Page excerpt:
# Expectation Maximization

Expectation Maximization is a technique to estimate the parameters of a model from data that may have missing observations. It is closely related to the Maximum Liklihood Estimator in pgmpy with the key distinction that rather than doing a df.dropna to remove samples that have np.nan in them, the distribution for these variables is estimated from the prior given the other observed variables in the sample. 

The algorithm in pgmpy is described in *Probabilistic Graphical Models: Principles and Techniques* by Daphne Koller and Nir Friedman and one of the examples is the worked out model in the book.

In [None]:
import numpy as np
import pandas as pd
import daft
from daft import PGM

from pgmpy.factors.discrete import TabularCPD
from pgmpy.models.BayesianModel import BayesianModel
from pgmpy.inference import VariableElimination
from pgmpy.estimators import MaximumLikelihoodEstimator, ExpectationMaximization

import matplotlib.pyplot as plt

In [None]:
def convert_pgm_to_pgmpy(pgm):
    """Takes a Daft PGM object and converts it to a pgmpy BayesianModel"""
    edges = [(edge.node1.name, edge.node2.name) for edge in pgm._edges]
    model = BayesianModel(edges)
    return model

In [None]:
pgm = PGM(shape=[3,4])

pgm.add_node(daft.Node('A', r"A", 1, 4))
pgm.add_node(daft.Node('B', r"B", 3, 4))
pgm.add_node(daft.Node('C', r"C", 2, 3))
pgm.add_node(daft.Node('D', r"D", 2, 2))

pgm.add_edge('A', 'C')
pgm.add_edge('B', 'C')
pgm.add_edge('C', 'D')

pgm.render()
plt.show()

In [None]:
model = convert_pgm_to_pgmpy(pgm)

In [None]:
cpd_a = TabularCPD(
    variable='A',
    variable_card=2,
    values=[[0.7],[0.3]],
)

cpd_b = TabularCPD(
    variable='B',
    variable_card=2,
    values=[[0.1],[0.9]],
)

cpd_c = TabularCPD(
    variable='C',
    variable_card=2,
    values=[[0.17,0.91,0.4,0.8],
            [0.83,0.09,0.6,0.2]],
    evidence=['A','B'],
    evidence_card=[2, 2],
)

cpd_d = TabularCPD(
    variable='D',
    variable_card=2,
    values=[[0.9,0.2],
            [0.1,0.8]],
    evidence=['C'],
    evidence_card=[2,],
)

# Add the parameters to the model
model.add_cpds(cpd_a, cpd_b, cpd_c, cpd_d)

# Check the model
model.check_model()

### Run some basic inference

In [None]:
ve = VariableElimination(model)

In [None]:
q = ve.query(
    variables=["D"],
    evidence={"A":1,"B":0},
    show_progress=False,
)
print(q)

In [None]:
data = pd.DataFrame(
    data = {
        "A":[1,np.nan],
        "B":[np.nan,1],
        "C":[np.nan,np.nan],
        "D":[0,1],
    }
)
print(data)

In [None]:
em = ExpectationMaximization(model, data)

In [None]:
print(em.estimate_cpd(node="D",n_iter=1))

In [None]:
for cpd in em.get_parameters():
    print(cpd)

In [None]:
data = pd.DataFrame(
    data = {
        "A":[np.nan,np.nan],
        "B":[np.nan,np.nan],
        "C":[np.nan,np.nan],
        "D":[np.nan,np.nan],
    }
)
print(data)

In [None]:
em = ExpectationMaximization(model,data)

for cpd in em.get_parameters():
    print(cpd)

Exercise material:
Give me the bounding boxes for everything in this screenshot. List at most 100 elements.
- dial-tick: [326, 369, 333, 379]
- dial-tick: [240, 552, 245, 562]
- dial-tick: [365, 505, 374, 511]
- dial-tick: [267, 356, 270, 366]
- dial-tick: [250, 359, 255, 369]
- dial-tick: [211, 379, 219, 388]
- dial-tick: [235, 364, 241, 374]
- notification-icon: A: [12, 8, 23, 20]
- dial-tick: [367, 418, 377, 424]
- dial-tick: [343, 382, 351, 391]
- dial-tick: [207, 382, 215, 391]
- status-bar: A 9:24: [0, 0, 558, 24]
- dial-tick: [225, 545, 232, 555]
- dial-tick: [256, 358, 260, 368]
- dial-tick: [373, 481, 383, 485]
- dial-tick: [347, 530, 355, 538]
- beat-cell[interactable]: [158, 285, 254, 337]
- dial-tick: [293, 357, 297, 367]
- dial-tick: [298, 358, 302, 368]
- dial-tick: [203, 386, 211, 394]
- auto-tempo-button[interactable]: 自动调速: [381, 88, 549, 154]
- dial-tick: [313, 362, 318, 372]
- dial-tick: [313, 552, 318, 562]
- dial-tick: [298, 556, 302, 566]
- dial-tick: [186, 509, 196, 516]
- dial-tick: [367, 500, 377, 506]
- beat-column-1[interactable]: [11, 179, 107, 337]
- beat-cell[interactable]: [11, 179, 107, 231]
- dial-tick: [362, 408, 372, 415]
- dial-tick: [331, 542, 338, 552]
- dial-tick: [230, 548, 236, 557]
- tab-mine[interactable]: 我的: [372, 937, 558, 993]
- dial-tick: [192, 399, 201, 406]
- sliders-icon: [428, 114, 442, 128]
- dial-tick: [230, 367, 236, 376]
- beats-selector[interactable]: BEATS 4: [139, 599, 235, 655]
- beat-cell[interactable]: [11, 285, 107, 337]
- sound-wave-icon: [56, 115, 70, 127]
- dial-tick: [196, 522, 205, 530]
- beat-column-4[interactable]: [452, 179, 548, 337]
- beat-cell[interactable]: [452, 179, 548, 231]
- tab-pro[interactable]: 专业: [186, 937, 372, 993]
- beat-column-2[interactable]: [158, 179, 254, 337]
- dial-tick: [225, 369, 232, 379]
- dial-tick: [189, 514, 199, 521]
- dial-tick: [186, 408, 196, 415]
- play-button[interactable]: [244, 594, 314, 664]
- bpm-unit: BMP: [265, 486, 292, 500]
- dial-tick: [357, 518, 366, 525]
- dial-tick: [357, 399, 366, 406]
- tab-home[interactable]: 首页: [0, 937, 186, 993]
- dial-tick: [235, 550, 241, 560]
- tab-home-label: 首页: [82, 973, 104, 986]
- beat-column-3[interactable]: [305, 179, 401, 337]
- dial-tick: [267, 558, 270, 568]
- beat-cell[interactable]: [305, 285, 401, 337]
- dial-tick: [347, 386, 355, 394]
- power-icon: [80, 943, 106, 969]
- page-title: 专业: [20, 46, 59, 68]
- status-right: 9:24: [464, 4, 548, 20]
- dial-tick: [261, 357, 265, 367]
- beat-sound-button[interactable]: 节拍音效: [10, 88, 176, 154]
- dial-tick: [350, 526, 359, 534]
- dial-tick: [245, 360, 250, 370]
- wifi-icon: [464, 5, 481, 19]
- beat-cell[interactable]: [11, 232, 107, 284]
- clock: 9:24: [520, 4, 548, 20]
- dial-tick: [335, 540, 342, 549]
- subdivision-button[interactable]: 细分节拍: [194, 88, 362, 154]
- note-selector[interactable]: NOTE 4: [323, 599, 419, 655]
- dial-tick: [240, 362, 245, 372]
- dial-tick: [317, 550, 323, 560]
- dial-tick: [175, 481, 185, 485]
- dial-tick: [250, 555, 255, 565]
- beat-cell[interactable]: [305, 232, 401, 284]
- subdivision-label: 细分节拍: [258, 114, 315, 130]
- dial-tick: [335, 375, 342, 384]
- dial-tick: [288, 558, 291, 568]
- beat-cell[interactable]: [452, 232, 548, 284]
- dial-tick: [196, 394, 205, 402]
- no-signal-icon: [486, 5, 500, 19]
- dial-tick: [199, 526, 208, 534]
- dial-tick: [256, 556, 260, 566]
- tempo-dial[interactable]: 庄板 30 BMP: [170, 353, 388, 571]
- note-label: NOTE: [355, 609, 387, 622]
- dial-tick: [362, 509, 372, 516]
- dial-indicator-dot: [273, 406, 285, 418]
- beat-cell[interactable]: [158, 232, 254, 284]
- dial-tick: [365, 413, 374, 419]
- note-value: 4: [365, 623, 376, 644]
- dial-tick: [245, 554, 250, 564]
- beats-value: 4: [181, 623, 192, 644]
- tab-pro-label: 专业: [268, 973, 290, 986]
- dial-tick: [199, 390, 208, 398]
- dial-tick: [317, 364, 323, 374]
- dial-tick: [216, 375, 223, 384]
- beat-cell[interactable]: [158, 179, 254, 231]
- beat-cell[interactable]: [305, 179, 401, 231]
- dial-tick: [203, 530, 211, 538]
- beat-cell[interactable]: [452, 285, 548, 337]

Jobs:
[1] According to the Expectation Maximization page, how does Expectation Maximization handle samples with np.nan values differently from the Maximum Likelihood Estimator?
[2] Please retype the entries from the start through the line that contains "- dial-tick: [357, 399, 366, 406]", including both ends.

The solutions:
[1] It does not use df.dropna to remove samples that contain np.nan. Instead, it estimates the distribution of the missing variables from the prior, given the other observed variables in the sample.

[2]
Give me the bounding boxes for everything in this screenshot. List at most 100 elements.
- dial-tick: [326, 369, 333, 379]
- dial-tick: [240, 552, 245, 562]
- dial-tick: [365, 505, 374, 511]
- dial-tick: [267, 356, 270, 366]
- dial-tick: [250, 359, 255, 369]
- dial-tick: [211, 379, 219, 388]
- dial-tick: [235, 364, 241, 374]
- notification-icon: A: [12, 8, 23, 20]
- dial-tick: [367, 418, 377, 424]
- dial-tick: [343, 382, 351, 391]
- dial-tick: [207, 382, 215, 391]
- status-bar: A 9:24: [0, 0, 558, 24]
- dial-tick: [225, 545, 232, 555]
- dial-tick: [256, 358, 260, 368]
- dial-tick: [373, 481, 383, 485]
- dial-tick: [347, 530, 355, 538]
- beat-cell[interactable]: [158, 285, 254, 337]
- dial-tick: [293, 357, 297, 367]
- dial-tick: [298, 358, 302, 368]
- dial-tick: [203, 386, 211, 394]
- auto-tempo-button[interactable]: 自动调速: [381, 88, 549, 154]
- dial-tick: [313, 362, 318, 372]
- dial-tick: [313, 552, 318, 562]
- dial-tick: [298, 556, 302, 566]
- dial-tick: [186, 509, 196, 516]
- dial-tick: [367, 500, 377, 506]
- beat-column-1[interactable]: [11, 179, 107, 337]
- beat-cell[interactable]: [11, 179, 107, 231]
- dial-tick: [362, 408, 372, 415]
- dial-tick: [331, 542, 338, 552]
- dial-tick: [230, 548, 236, 557]
- tab-mine[interactable]: 我的: [372, 937, 558, 993]
- dial-tick: [192, 399, 201, 406]
- sliders-icon: [428, 114, 442, 128]
- dial-tick: [230, 367, 236, 376]
- beats-selector[interactable]: BEATS 4: [139, 599, 235, 655]
- beat-cell[interactable]: [11, 285, 107, 337]
- sound-wave-icon: [56, 115, 70, 127]
- dial-tick: [196, 522, 205, 530]
- beat-column-4[interactable]: [452, 179, 548, 337]
- beat-cell[interactable]: [452, 179, 548, 231]
- tab-pro[interactable]: 专业: [186, 937, 372, 993]
- beat-column-2[interactable]: [158, 179, 254, 337]
- dial-tick: [225, 369, 232, 379]
- dial-tick: [189, 514, 199, 521]
- dial-tick: [186, 408, 196, 415]
- play-button[interactable]: [244, 594, 314, 664]
- bpm-unit: BMP: [265, 486, 292, 500]
- dial-tick: [357, 518, 366, 525]
- dial-tick: [357, 399, 366, 406]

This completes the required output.